* Information given *
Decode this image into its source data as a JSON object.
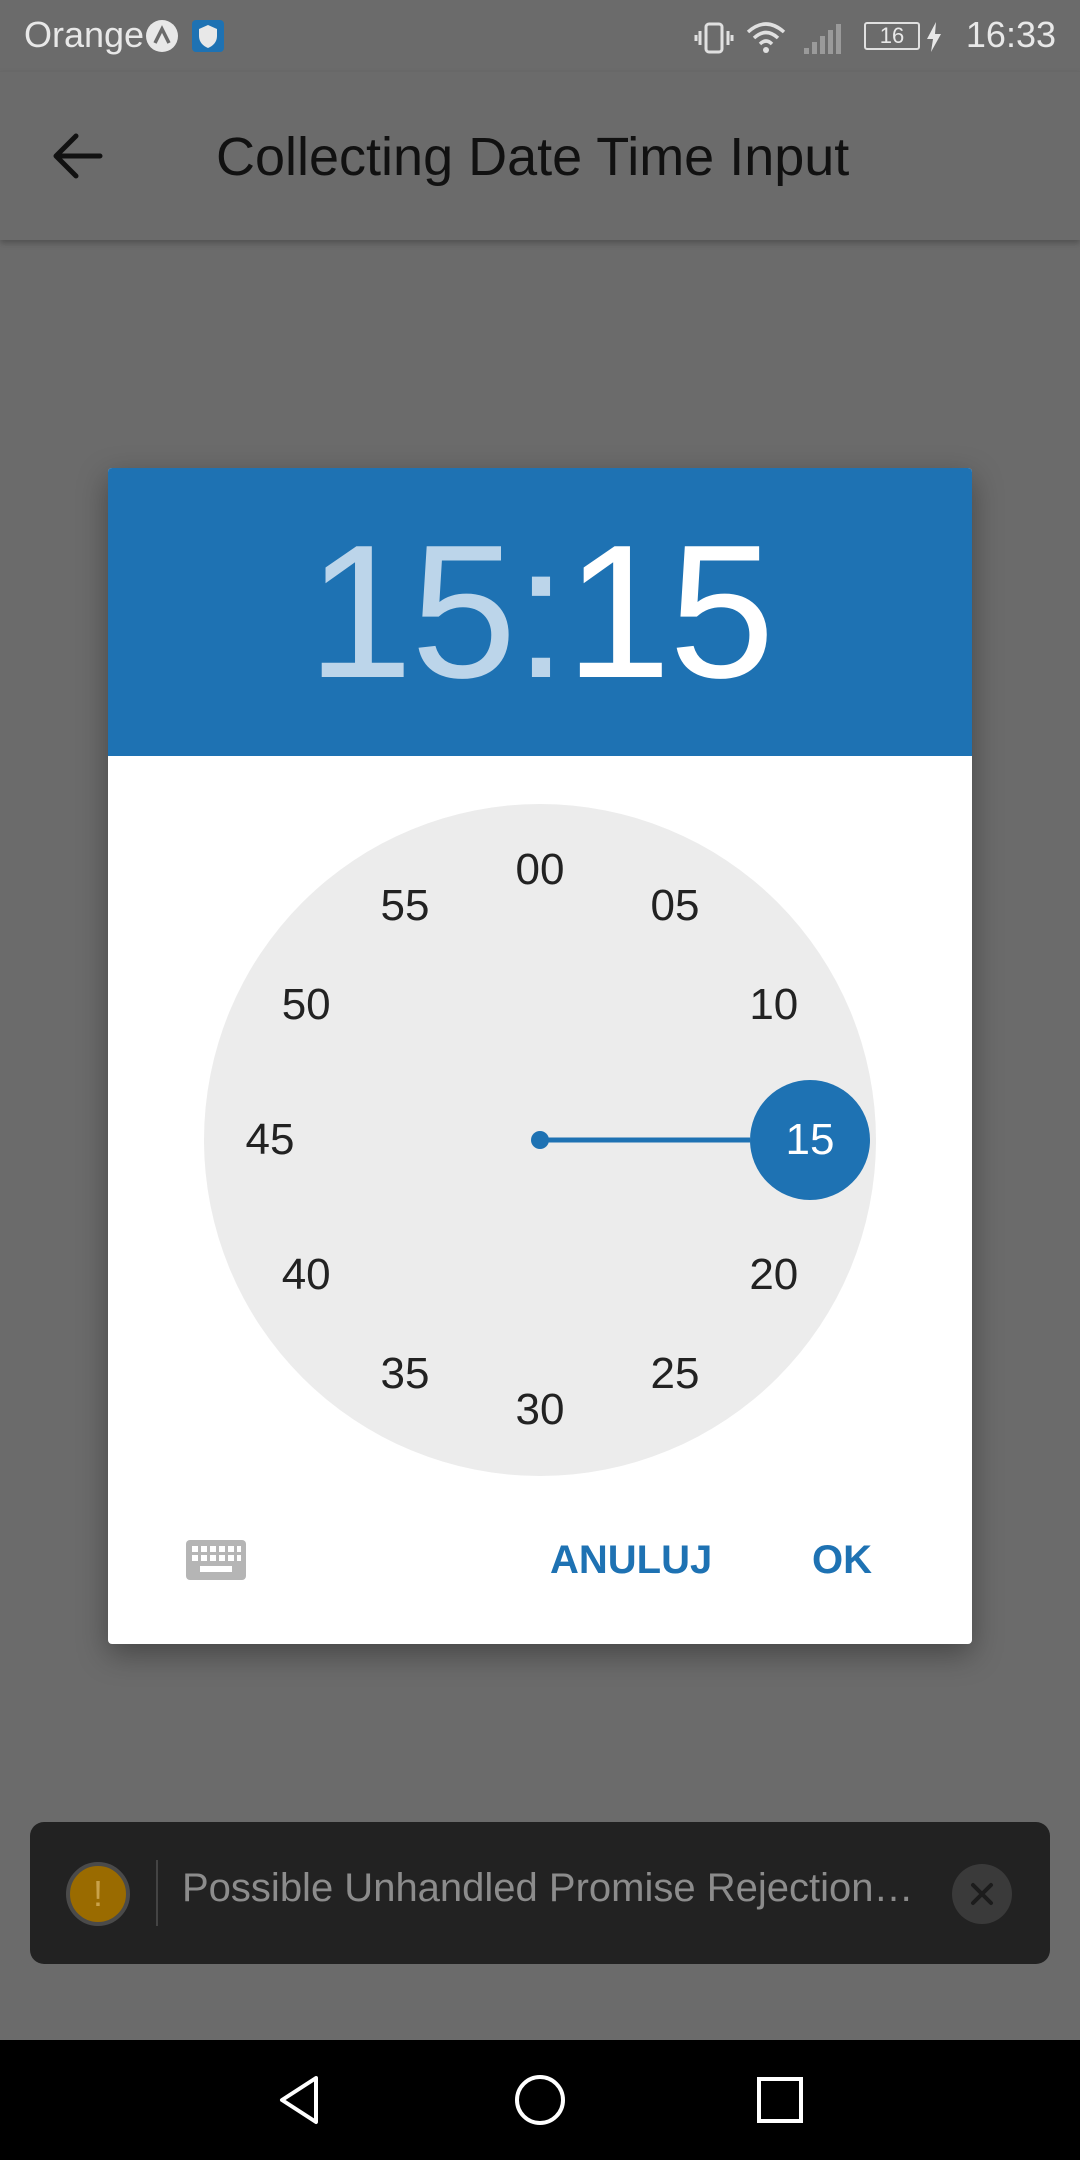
{
  "status_bar": {
    "carrier": "Orange",
    "battery": "16",
    "time": "16:33",
    "icons": [
      "a-icon",
      "shield-icon",
      "vibrate-icon",
      "wifi-icon",
      "signal-icon",
      "battery-icon",
      "charging-icon"
    ]
  },
  "app_bar": {
    "title": "Collecting Date Time Input",
    "back_icon": "arrow-left-icon"
  },
  "dialog": {
    "time_hours": "15",
    "time_separator": ":",
    "time_minutes": "15",
    "selected_minute": 15,
    "clock_numbers": [
      "00",
      "05",
      "10",
      "15",
      "20",
      "25",
      "30",
      "35",
      "40",
      "45",
      "50",
      "55"
    ],
    "cancel_label": "ANULUJ",
    "ok_label": "OK",
    "keyboard_icon": "keyboard-icon",
    "accent_color": "#1e72b3"
  },
  "toast": {
    "text": "Possible Unhandled Promise Rejection…",
    "warning_icon": "warning-icon",
    "close_icon": "close-icon"
  },
  "nav_bar": {
    "icons": [
      "nav-back-icon",
      "nav-home-icon",
      "nav-recent-icon"
    ]
  }
}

* Problem statement *
Leave the images out and output the remaining material exactly as it stands.

* Finished exercise *
Decode this image into its source data as a JSON object.
{
  "status_bar": {
    "carrier": "Orange",
    "battery": "16",
    "time": "16:33",
    "icons": [
      "a-icon",
      "shield-icon",
      "vibrate-icon",
      "wifi-icon",
      "signal-icon",
      "battery-icon",
      "charging-icon"
    ]
  },
  "app_bar": {
    "title": "Collecting Date Time Input",
    "back_icon": "arrow-left-icon"
  },
  "dialog": {
    "time_hours": "15",
    "time_separator": ":",
    "time_minutes": "15",
    "selected_minute": 15,
    "clock_numbers": [
      "00",
      "05",
      "10",
      "15",
      "20",
      "25",
      "30",
      "35",
      "40",
      "45",
      "50",
      "55"
    ],
    "cancel_label": "ANULUJ",
    "ok_label": "OK",
    "keyboard_icon": "keyboard-icon",
    "accent_color": "#1e72b3"
  },
  "toast": {
    "text": "Possible Unhandled Promise Rejection…",
    "warning_icon": "warning-icon",
    "close_icon": "close-icon"
  },
  "nav_bar": {
    "icons": [
      "nav-back-icon",
      "nav-home-icon",
      "nav-recent-icon"
    ]
  }
}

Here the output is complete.